*Material shown*.
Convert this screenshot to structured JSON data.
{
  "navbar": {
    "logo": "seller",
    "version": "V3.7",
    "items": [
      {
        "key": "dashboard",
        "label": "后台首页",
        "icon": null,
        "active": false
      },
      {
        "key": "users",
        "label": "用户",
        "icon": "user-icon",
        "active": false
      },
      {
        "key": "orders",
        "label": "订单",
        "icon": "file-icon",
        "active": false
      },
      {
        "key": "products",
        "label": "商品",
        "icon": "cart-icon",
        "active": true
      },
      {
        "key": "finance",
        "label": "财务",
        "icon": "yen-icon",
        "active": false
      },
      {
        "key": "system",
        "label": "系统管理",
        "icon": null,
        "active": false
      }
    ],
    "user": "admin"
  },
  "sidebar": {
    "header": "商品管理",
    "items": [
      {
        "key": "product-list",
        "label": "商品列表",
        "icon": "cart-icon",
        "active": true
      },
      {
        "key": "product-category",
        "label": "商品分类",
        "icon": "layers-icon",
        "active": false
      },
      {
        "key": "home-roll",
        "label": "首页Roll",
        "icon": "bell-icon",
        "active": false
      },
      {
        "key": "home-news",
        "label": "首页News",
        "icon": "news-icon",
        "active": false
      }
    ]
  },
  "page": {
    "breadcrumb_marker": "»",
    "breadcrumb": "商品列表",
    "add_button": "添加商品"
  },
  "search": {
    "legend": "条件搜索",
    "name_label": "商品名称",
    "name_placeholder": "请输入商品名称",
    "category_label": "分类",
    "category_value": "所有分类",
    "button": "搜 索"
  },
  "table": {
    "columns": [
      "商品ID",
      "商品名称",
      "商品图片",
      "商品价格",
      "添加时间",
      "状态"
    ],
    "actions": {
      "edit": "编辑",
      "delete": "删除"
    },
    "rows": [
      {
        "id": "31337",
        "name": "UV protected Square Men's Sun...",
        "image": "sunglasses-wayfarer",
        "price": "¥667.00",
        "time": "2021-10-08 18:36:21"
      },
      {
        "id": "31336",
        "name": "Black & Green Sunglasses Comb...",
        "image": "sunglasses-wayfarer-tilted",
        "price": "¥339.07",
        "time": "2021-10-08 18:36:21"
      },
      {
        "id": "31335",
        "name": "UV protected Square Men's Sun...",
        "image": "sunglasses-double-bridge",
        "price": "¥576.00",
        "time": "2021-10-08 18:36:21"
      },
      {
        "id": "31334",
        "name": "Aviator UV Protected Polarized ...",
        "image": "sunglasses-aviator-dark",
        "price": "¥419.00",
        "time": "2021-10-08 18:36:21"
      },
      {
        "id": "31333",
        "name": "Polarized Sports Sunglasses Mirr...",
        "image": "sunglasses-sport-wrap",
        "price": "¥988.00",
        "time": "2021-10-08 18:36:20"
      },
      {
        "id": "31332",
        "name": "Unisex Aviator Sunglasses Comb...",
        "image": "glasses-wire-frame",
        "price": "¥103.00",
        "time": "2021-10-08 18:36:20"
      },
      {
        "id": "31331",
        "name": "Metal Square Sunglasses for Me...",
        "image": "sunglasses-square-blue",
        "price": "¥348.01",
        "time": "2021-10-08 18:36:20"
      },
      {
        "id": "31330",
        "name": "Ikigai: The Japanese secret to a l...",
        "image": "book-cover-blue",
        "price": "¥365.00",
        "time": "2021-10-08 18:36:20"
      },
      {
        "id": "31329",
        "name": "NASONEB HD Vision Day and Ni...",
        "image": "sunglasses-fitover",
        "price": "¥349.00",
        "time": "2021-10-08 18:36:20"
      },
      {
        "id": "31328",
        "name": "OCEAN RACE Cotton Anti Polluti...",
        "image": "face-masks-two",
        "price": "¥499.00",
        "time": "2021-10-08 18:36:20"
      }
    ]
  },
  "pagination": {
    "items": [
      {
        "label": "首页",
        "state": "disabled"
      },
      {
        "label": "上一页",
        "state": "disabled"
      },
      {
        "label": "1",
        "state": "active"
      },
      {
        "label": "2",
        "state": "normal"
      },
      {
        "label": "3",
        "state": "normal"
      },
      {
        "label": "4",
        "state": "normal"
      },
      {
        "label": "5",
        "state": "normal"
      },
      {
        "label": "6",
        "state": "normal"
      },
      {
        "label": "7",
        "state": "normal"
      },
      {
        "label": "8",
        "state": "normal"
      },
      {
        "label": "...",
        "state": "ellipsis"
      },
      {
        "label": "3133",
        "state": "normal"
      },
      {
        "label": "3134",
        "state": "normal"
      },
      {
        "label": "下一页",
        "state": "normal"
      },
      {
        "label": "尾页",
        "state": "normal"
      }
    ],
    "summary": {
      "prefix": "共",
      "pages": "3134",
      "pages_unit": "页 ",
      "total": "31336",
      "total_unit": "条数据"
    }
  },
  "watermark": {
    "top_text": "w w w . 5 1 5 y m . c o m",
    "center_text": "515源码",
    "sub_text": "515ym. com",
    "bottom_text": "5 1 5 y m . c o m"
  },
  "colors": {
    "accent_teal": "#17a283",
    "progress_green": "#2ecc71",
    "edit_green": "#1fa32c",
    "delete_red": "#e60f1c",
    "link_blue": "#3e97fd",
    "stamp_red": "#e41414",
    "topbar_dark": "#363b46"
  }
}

*Exercise directions*. State how many lines of the entries above include the word "icon", offering no text other than the number.

*Result of this exercise*. 10